Records from a collection
┌──

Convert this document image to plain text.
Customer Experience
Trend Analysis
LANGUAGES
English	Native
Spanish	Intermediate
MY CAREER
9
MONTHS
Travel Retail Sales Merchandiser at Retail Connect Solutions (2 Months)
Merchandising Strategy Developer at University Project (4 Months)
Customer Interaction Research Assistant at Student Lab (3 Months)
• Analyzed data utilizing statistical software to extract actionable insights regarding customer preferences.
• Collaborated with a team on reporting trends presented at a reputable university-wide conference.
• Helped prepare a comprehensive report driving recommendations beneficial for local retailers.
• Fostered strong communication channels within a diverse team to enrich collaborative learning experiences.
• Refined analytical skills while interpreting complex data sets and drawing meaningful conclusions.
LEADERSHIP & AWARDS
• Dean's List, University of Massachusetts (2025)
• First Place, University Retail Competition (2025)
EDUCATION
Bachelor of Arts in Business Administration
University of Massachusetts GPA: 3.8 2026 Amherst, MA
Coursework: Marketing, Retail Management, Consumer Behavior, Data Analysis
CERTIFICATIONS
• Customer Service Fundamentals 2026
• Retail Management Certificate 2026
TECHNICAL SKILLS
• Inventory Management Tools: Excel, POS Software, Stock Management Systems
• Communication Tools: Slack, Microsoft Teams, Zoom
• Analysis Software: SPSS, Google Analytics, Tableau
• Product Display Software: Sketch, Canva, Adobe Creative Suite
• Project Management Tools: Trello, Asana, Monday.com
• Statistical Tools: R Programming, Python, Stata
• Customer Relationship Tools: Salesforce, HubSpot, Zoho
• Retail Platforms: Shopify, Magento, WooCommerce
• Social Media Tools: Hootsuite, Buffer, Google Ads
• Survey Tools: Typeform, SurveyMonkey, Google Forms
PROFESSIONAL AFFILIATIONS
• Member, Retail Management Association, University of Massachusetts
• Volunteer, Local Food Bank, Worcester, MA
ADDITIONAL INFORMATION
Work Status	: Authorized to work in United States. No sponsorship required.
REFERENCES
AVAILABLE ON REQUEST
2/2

└──

### WHAT NEEDS TO BE DONE
Repeat all of the records above exactly as written.

### SOLUTION FOR THIS EXERCISE
Convert this document image to plain text.
Customer Experience
Trend Analysis
LANGUAGES
English	Native
Spanish	Intermediate
MY CAREER
9
MONTHS
Travel Retail Sales Merchandiser at Retail Connect Solutions (2 Months)
Merchandising Strategy Developer at University Project (4 Months)
Customer Interaction Research Assistant at Student Lab (3 Months)
• Analyzed data utilizing statistical software to extract actionable insights regarding customer preferences.
• Collaborated with a team on reporting trends presented at a reputable university-wide conference.
• Helped prepare a comprehensive report driving recommendations beneficial for local retailers.
• Fostered strong communication channels within a diverse team to enrich collaborative learning experiences.
• Refined analytical skills while interpreting complex data sets and drawing meaningful conclusions.
LEADERSHIP & AWARDS
• Dean's List, University of Massachusetts (2025)
• First Place, University Retail Competition (2025)
EDUCATION
Bachelor of Arts in Business Administration
University of Massachusetts GPA: 3.8 2026 Amherst, MA
Coursework: Marketing, Retail Management, Consumer Behavior, Data Analysis
CERTIFICATIONS
• Customer Service Fundamentals 2026
• Retail Management Certificate 2026
TECHNICAL SKILLS
• Inventory Management Tools: Excel, POS Software, Stock Management Systems
• Communication Tools: Slack, Microsoft Teams, Zoom
• Analysis Software: SPSS, Google Analytics, Tableau
• Product Display Software: Sketch, Canva, Adobe Creative Suite
• Project Management Tools: Trello, Asana, Monday.com
• Statistical Tools: R Programming, Python, Stata
• Customer Relationship Tools: Salesforce, HubSpot, Zoho
• Retail Platforms: Shopify, Magento, WooCommerce
• Social Media Tools: Hootsuite, Buffer, Google Ads
• Survey Tools: Typeform, SurveyMonkey, Google Forms
PROFESSIONAL AFFILIATIONS
• Member, Retail Management Association, University of Massachusetts
• Volunteer, Local Food Bank, Worcester, MA
ADDITIONAL INFORMATION
Work Status	: Authorized to work in United States. No sponsorship required.
REFERENCES
AVAILABLE ON REQUEST
2/2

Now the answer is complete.